▶ [WRITTEN EXERCISE] Quote, without change, all of the lines that follow.

[Stored data]
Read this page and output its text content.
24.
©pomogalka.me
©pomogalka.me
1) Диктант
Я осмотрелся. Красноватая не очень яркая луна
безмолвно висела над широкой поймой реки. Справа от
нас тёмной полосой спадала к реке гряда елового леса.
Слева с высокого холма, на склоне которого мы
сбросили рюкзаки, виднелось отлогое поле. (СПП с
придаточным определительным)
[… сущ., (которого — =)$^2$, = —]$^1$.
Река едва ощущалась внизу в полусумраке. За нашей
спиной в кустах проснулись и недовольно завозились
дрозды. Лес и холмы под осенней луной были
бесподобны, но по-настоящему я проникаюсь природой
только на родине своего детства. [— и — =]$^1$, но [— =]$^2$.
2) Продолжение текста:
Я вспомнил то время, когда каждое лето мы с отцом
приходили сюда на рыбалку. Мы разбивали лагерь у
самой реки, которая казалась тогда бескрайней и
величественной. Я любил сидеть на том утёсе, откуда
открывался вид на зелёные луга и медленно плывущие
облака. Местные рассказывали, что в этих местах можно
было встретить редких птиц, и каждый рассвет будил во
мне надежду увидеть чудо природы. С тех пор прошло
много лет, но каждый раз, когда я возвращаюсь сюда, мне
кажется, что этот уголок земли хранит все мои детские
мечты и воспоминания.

▶ [ANSWER]
Read this page and output its text content.
24.
©pomogalka.me
©pomogalka.me
1) Диктант
Я осмотрелся. Красноватая не очень яркая луна
безмолвно висела над широкой поймой реки. Справа от
нас тёмной полосой спадала к реке гряда елового леса.
Слева с высокого холма, на склоне которого мы
сбросили рюкзаки, виднелось отлогое поле. (СПП с
придаточным определительным)
[… сущ., (которого — =)$^2$, = —]$^1$.
Река едва ощущалась внизу в полусумраке. За нашей
спиной в кустах проснулись и недовольно завозились
дрозды. Лес и холмы под осенней луной были
бесподобны, но по-настоящему я проникаюсь природой
только на родине своего детства. [— и — =]$^1$, но [— =]$^2$.
2) Продолжение текста:
Я вспомнил то время, когда каждое лето мы с отцом
приходили сюда на рыбалку. Мы разбивали лагерь у
самой реки, которая казалась тогда бескрайней и
величественной. Я любил сидеть на том утёсе, откуда
открывался вид на зелёные луга и медленно плывущие
облака. Местные рассказывали, что в этих местах можно
было встретить редких птиц, и каждый рассвет будил во
мне надежду увидеть чудо природы. С тех пор прошло
много лет, но каждый раз, когда я возвращаюсь сюда, мне
кажется, что этот уголок земли хранит все мои детские
мечты и воспоминания.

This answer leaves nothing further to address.